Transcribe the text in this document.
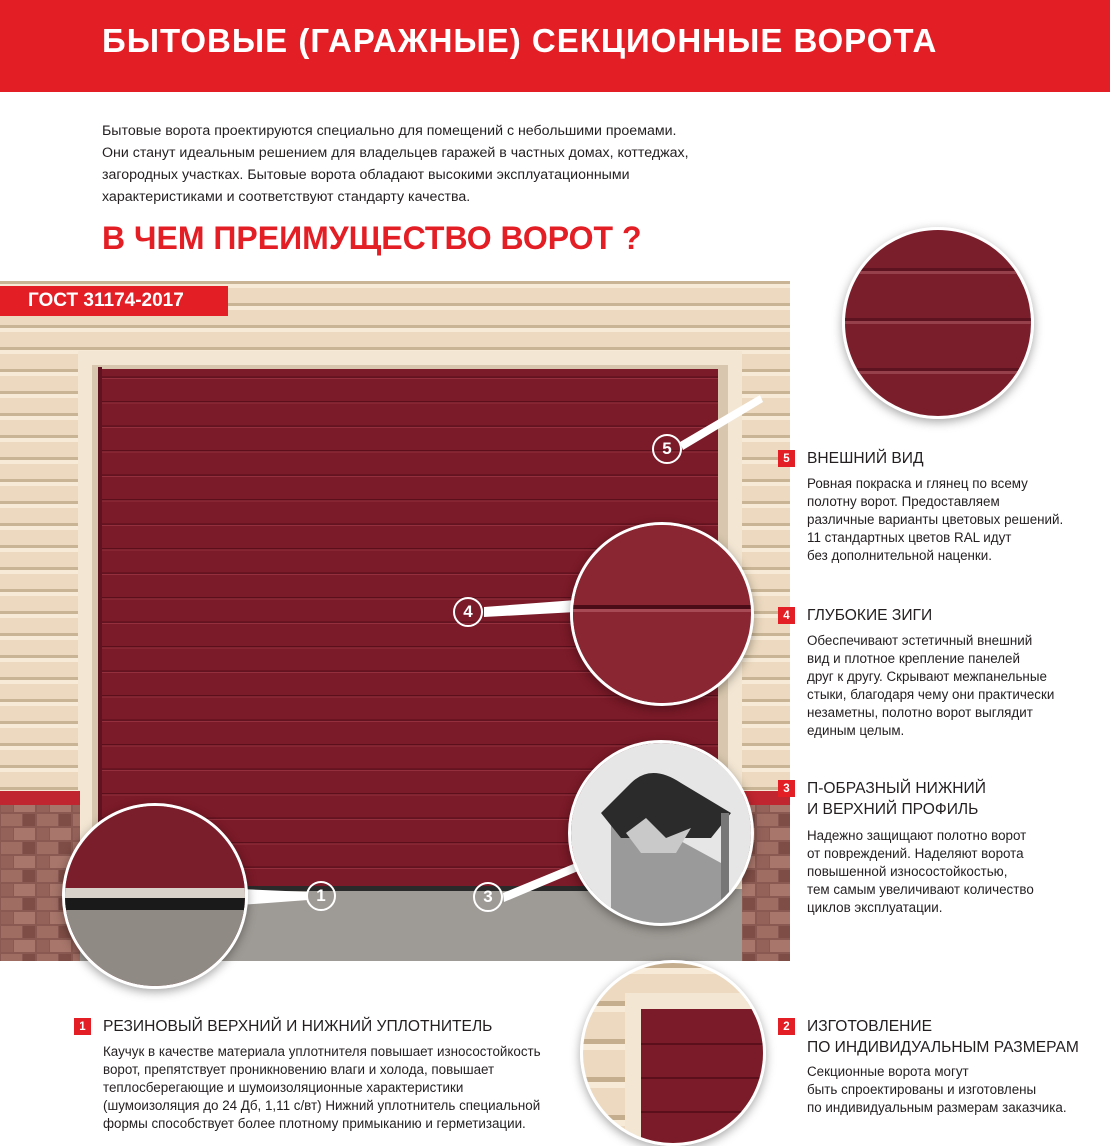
БЫТОВЫЕ (ГАРАЖНЫЕ) СЕКЦИОННЫЕ ВОРОТА
Бытовые ворота проектируются специально для помещений с небольшими проемами.
Они станут идеальным решением для владельцев гаражей в частных домах, коттеджах,
загородных участках. Бытовые ворота обладают высокими эксплуатационными
характеристиками и соответствуют стандарту качества.
В ЧЕМ ПРЕИМУЩЕСТВО ВОРОТ ?
ГОСТ 31174-2017
1	3
4
5
5	ВНЕШНИЙ ВИД
Ровная покраска и глянец по всему
полотну ворот. Предоставляем
различные варианты цветовых решений.
11 стандартных цветов RAL идут
без дополнительной наценки.
4	ГЛУБОКИЕ ЗИГИ
Обеспечивают эстетичный внешний
вид и плотное крепление панелей
друг к другу. Скрывают межпанельные
стыки, благодаря чему они практически
незаметны, полотно ворот выглядит
единым целым.
3	П-ОБРАЗНЫЙ НИЖНИЙ
И ВЕРХНИЙ ПРОФИЛЬ
Надежно защищают полотно ворот
от повреждений. Наделяют ворота
повышенной износостойкостью,
тем самым увеличивают количество
циклов эксплуатации.
1	РЕЗИНОВЫЙ ВЕРХНИЙ И НИЖНИЙ УПЛОТНИТЕЛЬ
Каучук в качестве материала уплотнителя повышает износостойкость
ворот, препятствует проникновению влаги и холода, повышает
теплосберегающие и шумоизоляционные характеристики
(шумоизоляция до 24 Дб, 1,11 с/вт) Нижний уплотнитель специальной
формы способствует более плотному примыканию и герметизации.
2	ИЗГОТОВЛЕНИЕ
ПО ИНДИВИДУАЛЬНЫМ РАЗМЕРАМ
Секционные ворота могут
быть спроектированы и изготовлены
по индивидуальным размерам заказчика.
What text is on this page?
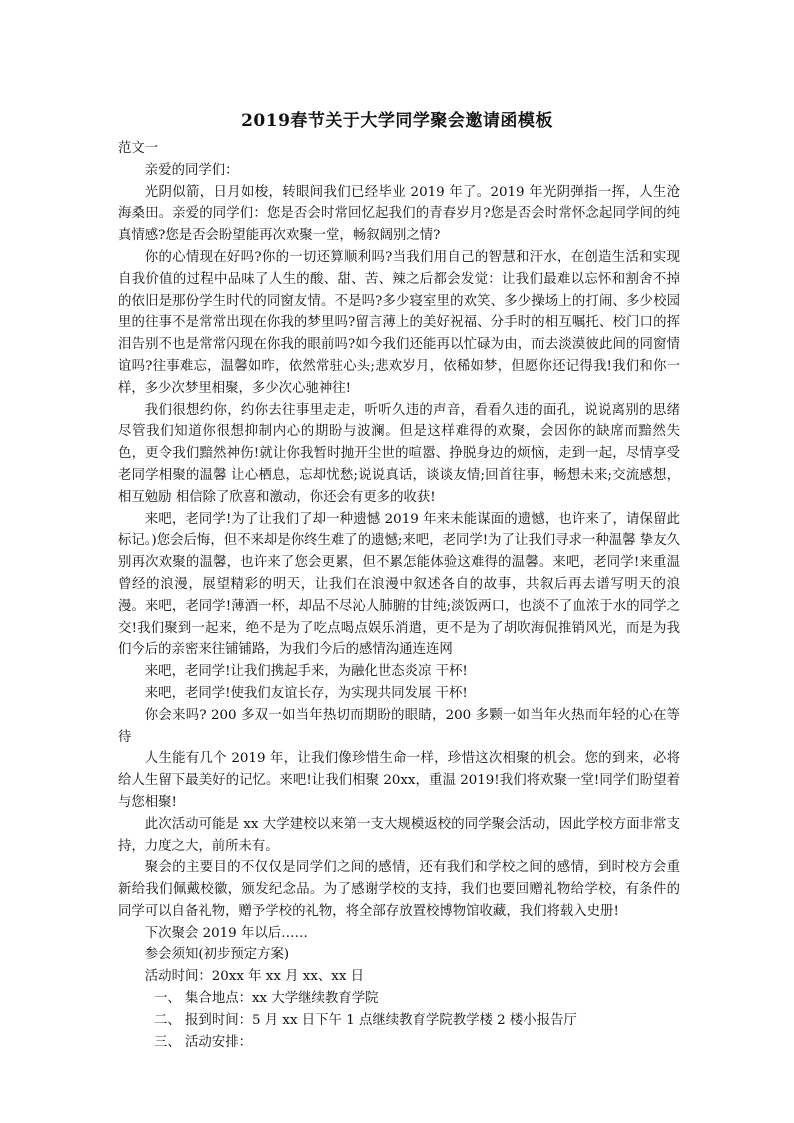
2019春节关于大学同学聚会邀请函模板

范文一

亲爱的同学们：

光阴似箭，日月如梭，转眼间我们已经毕业 2019 年了。2019 年光阴弹指一挥，人生沧海桑田。亲爱的同学们：您是否会时常回忆起我们的青春岁月?您是否会时常怀念起同学间的纯真情感?您是否会盼望能再次欢聚一堂，畅叙阔别之情?

你的心情现在好吗?你的一切还算顺利吗?当我们用自己的智慧和汗水，在创造生活和实现自我价值的过程中品味了人生的酸、甜、苦、辣之后都会发觉：让我们最难以忘怀和割舍不掉的依旧是那份学生时代的同窗友情。不是吗?多少寝室里的欢笑、多少操场上的打闹、多少校园里的往事不是常常出现在你我的梦里吗?留言薄上的美好祝福、分手时的相互嘱托、校门口的挥泪告别不也是常常闪现在你我的眼前吗?如今我们还能再以忙碌为由，而去淡漠彼此间的同窗情谊吗?往事难忘，温馨如昨，依然常驻心头;悲欢岁月，依稀如梦，但愿你还记得我!我们和你一样，多少次梦里相聚，多少次心驰神往!

我们很想约你，约你去往事里走走，听听久违的声音，看看久违的面孔，说说离别的思绪 尽管我们知道你很想抑制内心的期盼与波澜。但是这样难得的欢聚，会因你的缺席而黯然失色，更令我们黯然神伤!就让你我暂时抛开尘世的喧嚣、挣脱身边的烦恼，走到一起，尽情享受老同学相聚的温馨 让心栖息，忘却忧愁;说说真话，谈谈友情;回首往事，畅想未来;交流感想，相互勉励 相信除了欣喜和激动，你还会有更多的收获!

来吧，老同学!为了让我们了却一种遗憾 2019 年来未能谋面的遗憾，也许来了，请保留此标记。)您会后悔，但不来却是你终生难了的遗憾;来吧，老同学!为了让我们寻求一种温馨 挚友久别再次欢聚的温馨，也许来了您会更累，但不累怎能体验这难得的温馨。来吧，老同学!来重温曾经的浪漫，展望精彩的明天，让我们在浪漫中叙述各自的故事，共叙后再去谱写明天的浪漫。来吧，老同学!薄酒一杯，却品不尽沁人肺腑的甘纯;淡饭两口，也淡不了血浓于水的同学之交!我们聚到一起来，绝不是为了吃点喝点娱乐消遣，更不是为了胡吹海侃推销风光，而是为我们今后的亲密来往铺铺路，为我们今后的感情沟通连连网

来吧，老同学!让我们携起手来，为融化世态炎凉 干杯!

来吧，老同学!使我们友谊长存，为实现共同发展 干杯!

你会来吗? 200 多双一如当年热切而期盼的眼睛，200 多颗一如当年火热而年轻的心在等待

人生能有几个 2019 年，让我们像珍惜生命一样，珍惜这次相聚的机会。您的到来，必将给人生留下最美好的记忆。来吧!让我们相聚 20xx，重温 2019!我们将欢聚一堂!同学们盼望着与您相聚!

此次活动可能是 xx 大学建校以来第一支大规模返校的同学聚会活动，因此学校方面非常支持，力度之大，前所未有。

聚会的主要目的不仅仅是同学们之间的感情，还有我们和学校之间的感情，到时校方会重新给我们佩戴校徽，颁发纪念品。为了感谢学校的支持，我们也要回赠礼物给学校，有条件的同学可以自备礼物，赠予学校的礼物，将全部存放置校博物馆收藏，我们将载入史册!

下次聚会 2019 年以后……

参会须知(初步预定方案)

活动时间：20xx 年 xx 月 xx、xx 日

一、 集合地点：xx 大学继续教育学院

二、 报到时间：5 月 xx 日下午 1 点继续教育学院教学楼 2 楼小报告厅

三、 活动安排：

- - - - -

Instructions for the task
Take every line from the data above that holds "亲爱的同学们" and copy it out.

Result of this task
亲爱的同学们：
光阴似箭，日月如梭，转眼间我们已经毕业 2019 年了。2019 年光阴弹指一挥，人生沧海桑田。亲爱的同学们：您是否会时常回忆起我们的青春岁月?您是否会时常怀念起同学间的纯真情感?您是否会盼望能再次欢聚一堂，畅叙阔别之情?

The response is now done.